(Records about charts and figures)

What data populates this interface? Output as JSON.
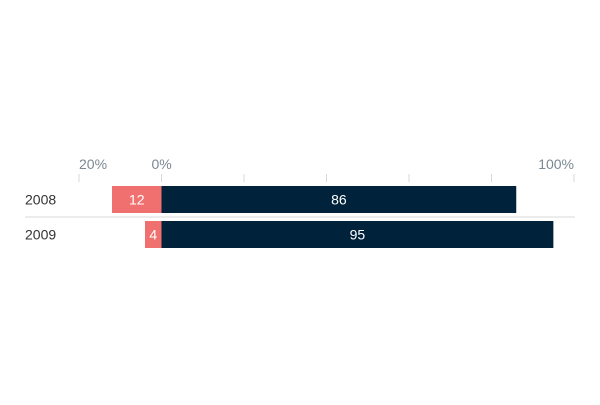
{
  "colors": {
    "negative": "#f07070",
    "positive": "#00223b",
    "axis_text": "#7a8894",
    "row_label": "#333333",
    "bar_text": "#ffffff",
    "grid": "#d9d9d9"
  },
  "chart_data": {
    "type": "bar",
    "orientation": "horizontal",
    "stacked": "diverging",
    "categories": [
      "2008",
      "2009"
    ],
    "series": [
      {
        "values": [
          -12,
          -4
        ],
        "labels": [
          "12",
          "4"
        ]
      },
      {
        "values": [
          86,
          95
        ],
        "labels": [
          "86",
          "95"
        ]
      }
    ],
    "xlim": [
      -20,
      100
    ],
    "ticks": [
      {
        "value": -20,
        "label": "20%"
      },
      {
        "value": 0,
        "label": "0%"
      },
      {
        "value": 20,
        "label": ""
      },
      {
        "value": 40,
        "label": ""
      },
      {
        "value": 60,
        "label": ""
      },
      {
        "value": 80,
        "label": ""
      },
      {
        "value": 100,
        "label": "100%"
      }
    ],
    "grid": false,
    "legend": "none"
  }
}
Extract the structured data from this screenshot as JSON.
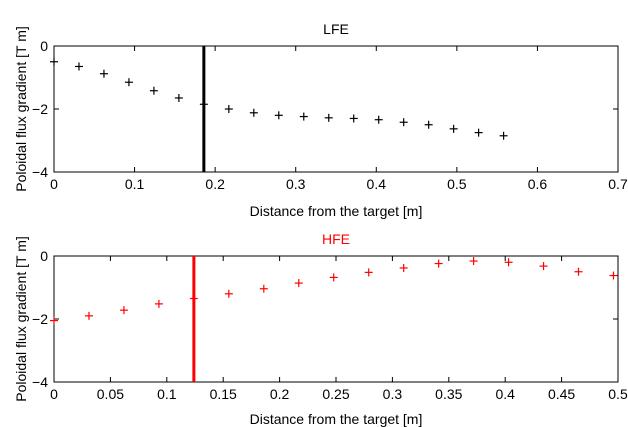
{
  "chart_data": [
    {
      "type": "scatter",
      "title": "LFE",
      "title_color": "#000000",
      "xlabel": "Distance from the target [m]",
      "ylabel": "Poloidal flux gradient [T m]",
      "xlim": [
        0,
        0.7
      ],
      "ylim": [
        -4,
        0
      ],
      "xticks": [
        0,
        0.1,
        0.2,
        0.3,
        0.4,
        0.5,
        0.6,
        0.7
      ],
      "xtick_labels": [
        "0",
        "0.1",
        "0.2",
        "0.3",
        "0.4",
        "0.5",
        "0.6",
        "0.7"
      ],
      "yticks": [
        -4,
        -2,
        0
      ],
      "ytick_labels": [
        "−4",
        "−2",
        "0"
      ],
      "marker": "+",
      "color": "#000000",
      "vline_x": 0.186,
      "x": [
        0.0,
        0.031,
        0.062,
        0.093,
        0.124,
        0.155,
        0.186,
        0.217,
        0.248,
        0.279,
        0.31,
        0.341,
        0.372,
        0.403,
        0.434,
        0.465,
        0.496,
        0.527,
        0.558
      ],
      "y": [
        -0.5,
        -0.65,
        -0.88,
        -1.15,
        -1.42,
        -1.65,
        -1.85,
        -2.0,
        -2.12,
        -2.2,
        -2.24,
        -2.28,
        -2.3,
        -2.34,
        -2.42,
        -2.5,
        -2.63,
        -2.75,
        -2.85
      ]
    },
    {
      "type": "scatter",
      "title": "HFE",
      "title_color": "#ff0000",
      "xlabel": "Distance from the target [m]",
      "ylabel": "Poloidal flux gradient [T m]",
      "xlim": [
        0,
        0.5
      ],
      "ylim": [
        -4,
        0
      ],
      "xticks": [
        0,
        0.05,
        0.1,
        0.15,
        0.2,
        0.25,
        0.3,
        0.35,
        0.4,
        0.45,
        0.5
      ],
      "xtick_labels": [
        "0",
        "0.05",
        "0.1",
        "0.15",
        "0.2",
        "0.25",
        "0.3",
        "0.35",
        "0.4",
        "0.45",
        "0.5"
      ],
      "yticks": [
        -4,
        -2,
        0
      ],
      "ytick_labels": [
        "−4",
        "−2",
        "0"
      ],
      "marker": "+",
      "color": "#ff0000",
      "vline_x": 0.124,
      "x": [
        0.0,
        0.031,
        0.062,
        0.093,
        0.124,
        0.155,
        0.186,
        0.217,
        0.248,
        0.279,
        0.31,
        0.341,
        0.372,
        0.403,
        0.434,
        0.465,
        0.496
      ],
      "y": [
        -2.05,
        -1.9,
        -1.72,
        -1.52,
        -1.35,
        -1.2,
        -1.04,
        -0.86,
        -0.68,
        -0.52,
        -0.38,
        -0.24,
        -0.16,
        -0.2,
        -0.32,
        -0.5,
        -0.62
      ]
    }
  ]
}
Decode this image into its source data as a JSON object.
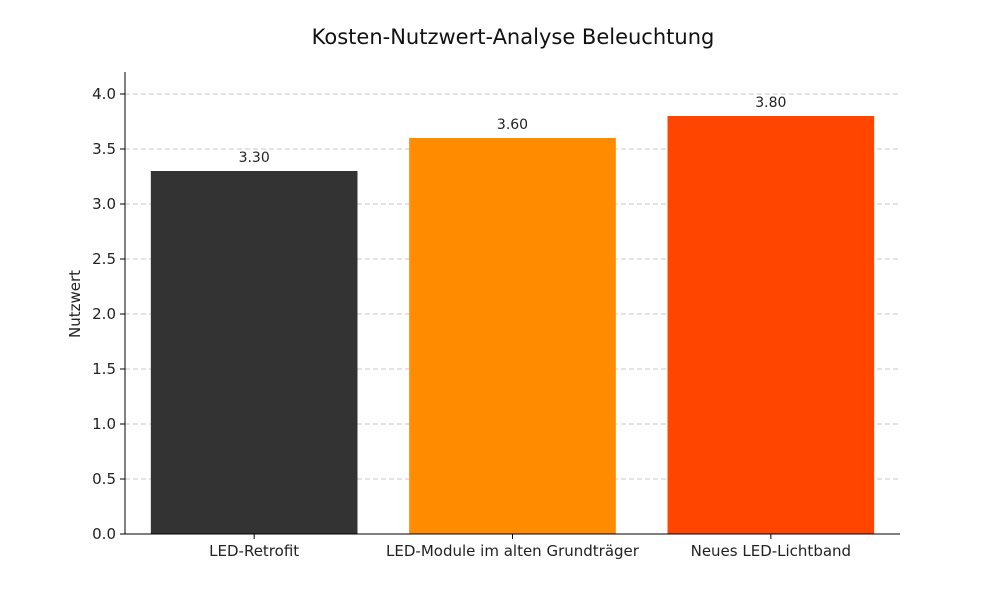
{
  "chart_data": {
    "type": "bar",
    "title": "Kosten-Nutzwert-Analyse Beleuchtung",
    "xlabel": "",
    "ylabel": "Nutzwert",
    "categories": [
      "LED-Retrofit",
      "LED-Module im alten Grundträger",
      "Neues LED-Lichtband"
    ],
    "values": [
      3.3,
      3.6,
      3.8
    ],
    "value_labels": [
      "3.30",
      "3.60",
      "3.80"
    ],
    "colors": [
      "#333333",
      "#ff8c00",
      "#ff4500"
    ],
    "ylim": [
      0,
      4.2
    ],
    "yticks": [
      0.0,
      0.5,
      1.0,
      1.5,
      2.0,
      2.5,
      3.0,
      3.5,
      4.0
    ],
    "ytick_labels": [
      "0.0",
      "0.5",
      "1.0",
      "1.5",
      "2.0",
      "2.5",
      "3.0",
      "3.5",
      "4.0"
    ],
    "grid": true,
    "grid_axis": "y"
  }
}
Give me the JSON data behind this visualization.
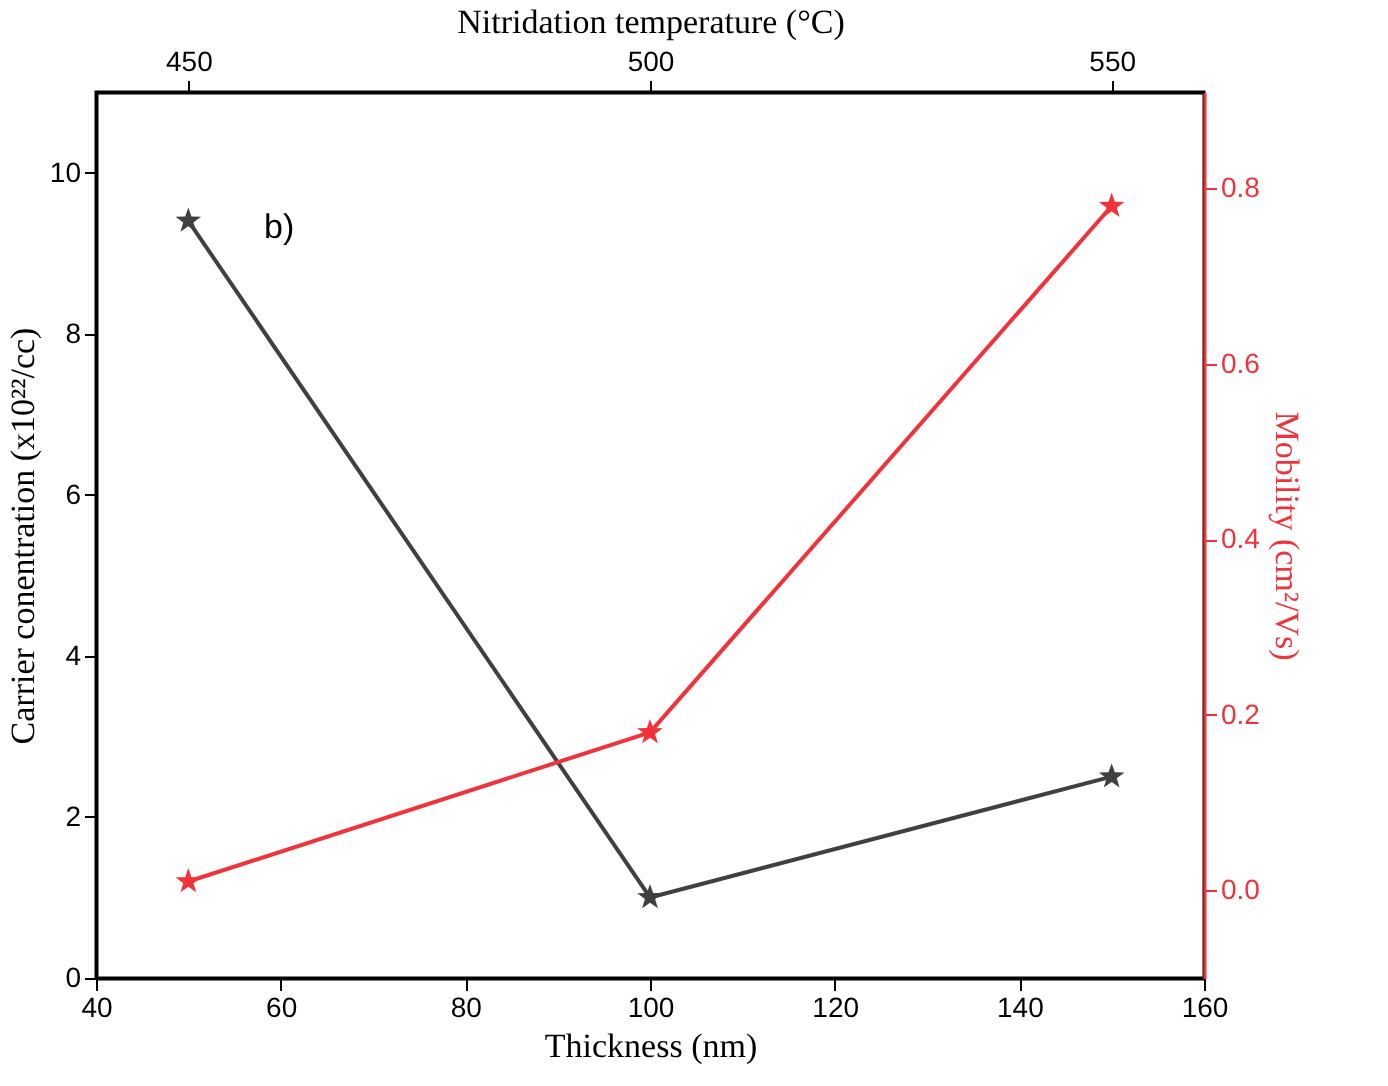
{
  "chart_data": {
    "type": "line",
    "xlabel": "Thickness (nm)",
    "ylabel": "Carrier conentration (x10²²/cc)",
    "y2label": "Mobility (cm²/Vs)",
    "x2label": "Nitridation temperature (°C)",
    "x": [
      50,
      100,
      150
    ],
    "series": [
      {
        "color": "#404040",
        "values": [
          9.4,
          1.0,
          2.5
        ]
      },
      {
        "color": "#f0333a",
        "values": [
          0.01,
          0.18,
          0.78
        ],
        "axis": "y2"
      }
    ],
    "xlim": [
      40,
      160
    ],
    "xticks": [
      40,
      60,
      80,
      100,
      120,
      140,
      160
    ],
    "ylim": [
      0,
      11
    ],
    "yticks": [
      0,
      2,
      4,
      6,
      8,
      10
    ],
    "y2lim": [
      -0.1,
      0.91
    ],
    "y2ticks": [
      {
        "value": 0,
        "label": "0.0"
      },
      0.2,
      0.4,
      0.6,
      0.8
    ],
    "x2lim": [
      440,
      560
    ],
    "x2ticks": [
      450,
      500,
      550
    ],
    "annotations": [
      "b)"
    ],
    "marker": "star",
    "line_style": "solid",
    "grid": false,
    "legend": false
  }
}
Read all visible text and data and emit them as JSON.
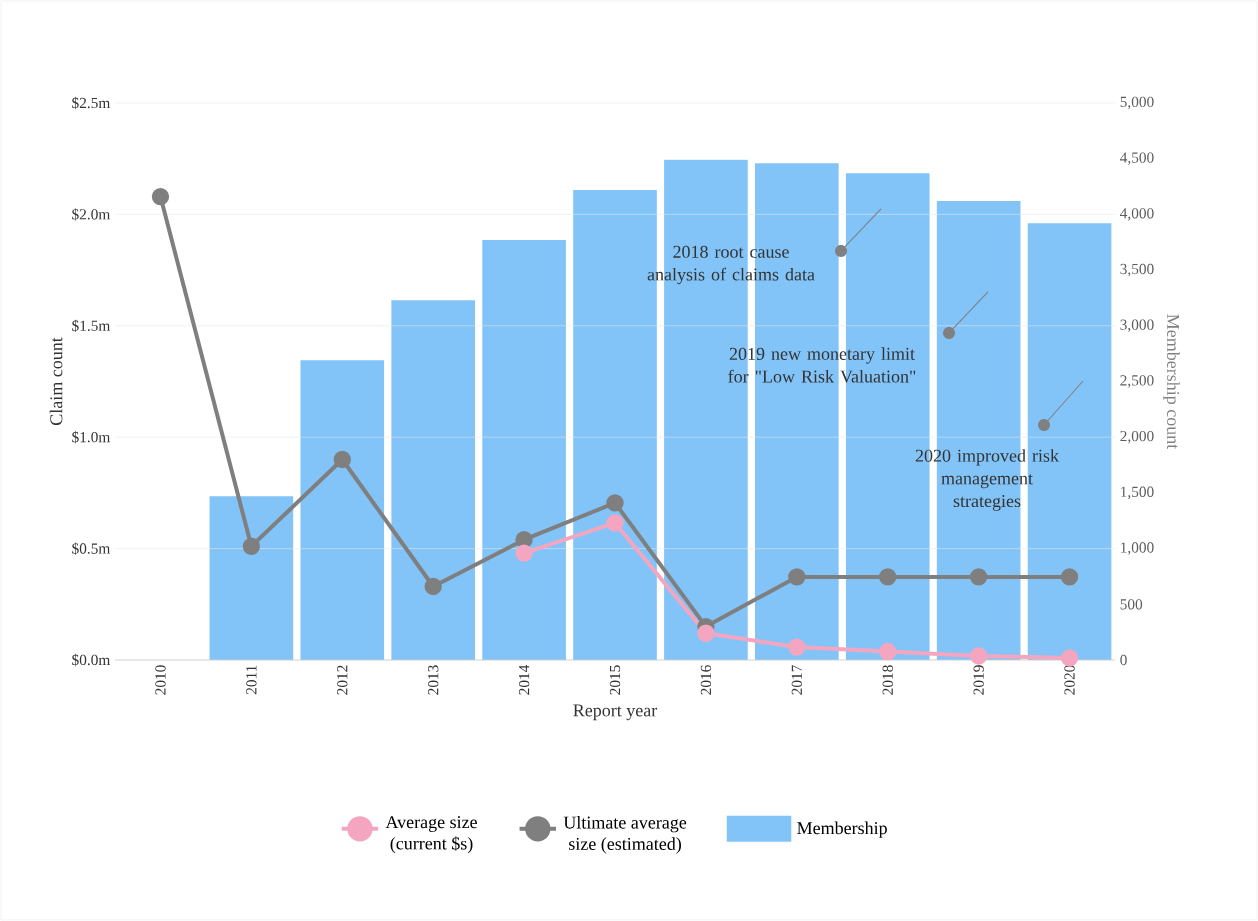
{
  "chart_data": {
    "type": "bar",
    "categories": [
      "2010",
      "2011",
      "2012",
      "2013",
      "2014",
      "2015",
      "2016",
      "2017",
      "2018",
      "2019",
      "2020"
    ],
    "series": [
      {
        "name": "Average size (current $s)",
        "type": "line",
        "axis": "y",
        "color": "#f4a6c0",
        "marker": "circle",
        "values": [
          null,
          null,
          null,
          null,
          0.48,
          0.615,
          0.12,
          0.058,
          0.038,
          0.018,
          0.009
        ]
      },
      {
        "name": "Ultimate average size (estimated)",
        "type": "line",
        "axis": "y",
        "color": "#7f7f7f",
        "marker": "circle",
        "values": [
          2.08,
          0.51,
          0.9,
          0.33,
          0.54,
          0.705,
          0.15,
          0.373,
          0.373,
          0.373,
          0.373
        ]
      },
      {
        "name": "Membership",
        "axis": "y2",
        "color": "#82c4f8",
        "values": [
          null,
          1470,
          2690,
          3230,
          3770,
          4220,
          4490,
          4460,
          4370,
          4120,
          3920
        ]
      }
    ],
    "xlabel": "Report year",
    "ylabel": "Claim count",
    "y2label": "Membership count",
    "ylim": [
      0,
      2.5
    ],
    "yticks": [
      {
        "value": 0,
        "label": "$0.0m"
      },
      {
        "value": 0.5,
        "label": "$0.5m"
      },
      {
        "value": 1,
        "label": "$1.0m"
      },
      {
        "value": 1.5,
        "label": "$1.5m"
      },
      {
        "value": 2,
        "label": "$2.0m"
      },
      {
        "value": 2.5,
        "label": "$2.5m"
      }
    ],
    "y2lim": [
      0,
      5000
    ],
    "y2ticks": [
      0,
      500,
      {
        "value": 1000,
        "label": "1,000"
      },
      {
        "value": 1500,
        "label": "1,500"
      },
      {
        "value": 2000,
        "label": "2,000"
      },
      {
        "value": 2500,
        "label": "2,500"
      },
      {
        "value": 3000,
        "label": "3,000"
      },
      {
        "value": 3500,
        "label": "3,500"
      },
      {
        "value": 4000,
        "label": "4,000"
      },
      {
        "value": 4500,
        "label": "4,500"
      },
      {
        "value": 5000,
        "label": "5,000"
      }
    ],
    "grid": "y",
    "legend": "bottom",
    "annotations": [
      "2018 root cause analysis of claims data",
      "2019 new monetary limit for \"Low Risk Valuation\"",
      "2020 improved risk management strategies"
    ]
  }
}
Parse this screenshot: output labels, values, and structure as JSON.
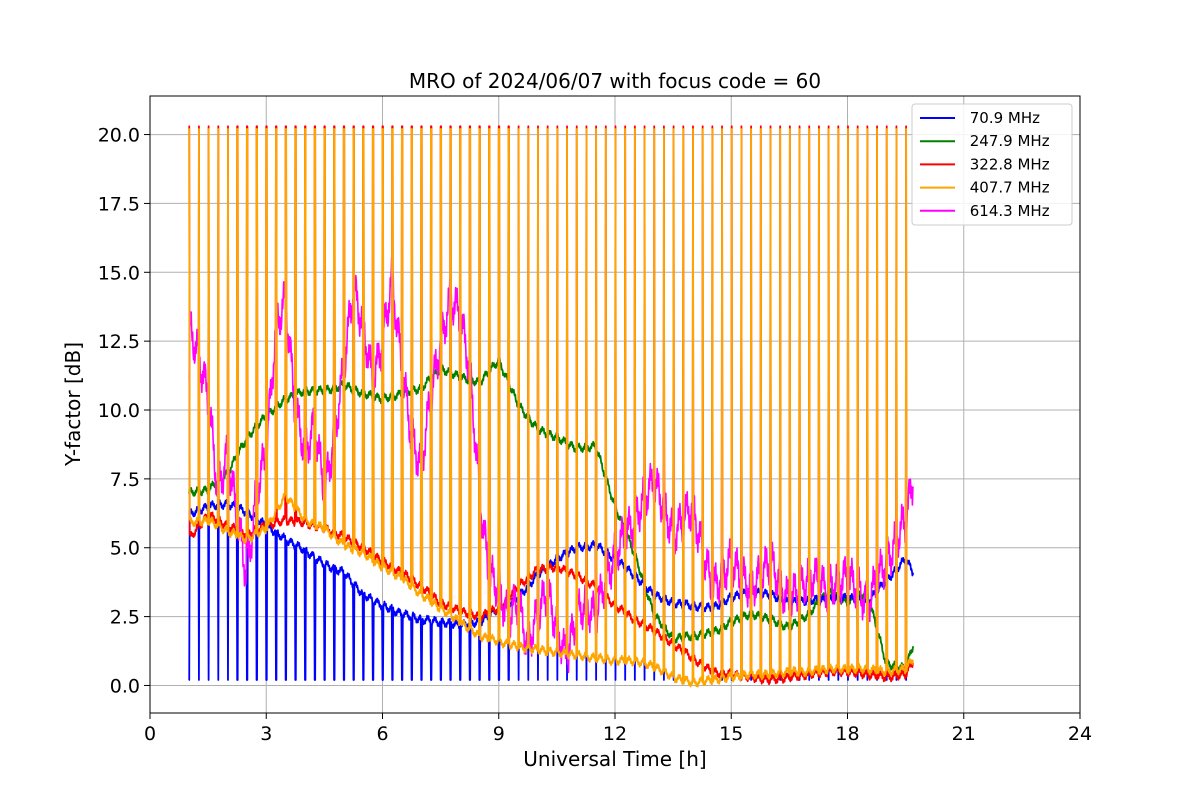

• SHORT PROBLEM: Find the lines containing "legend" and pull them out.

• EXERCISE SOLUTION:
    "legend": "none"
    "legend": false
    "legend": "bottom",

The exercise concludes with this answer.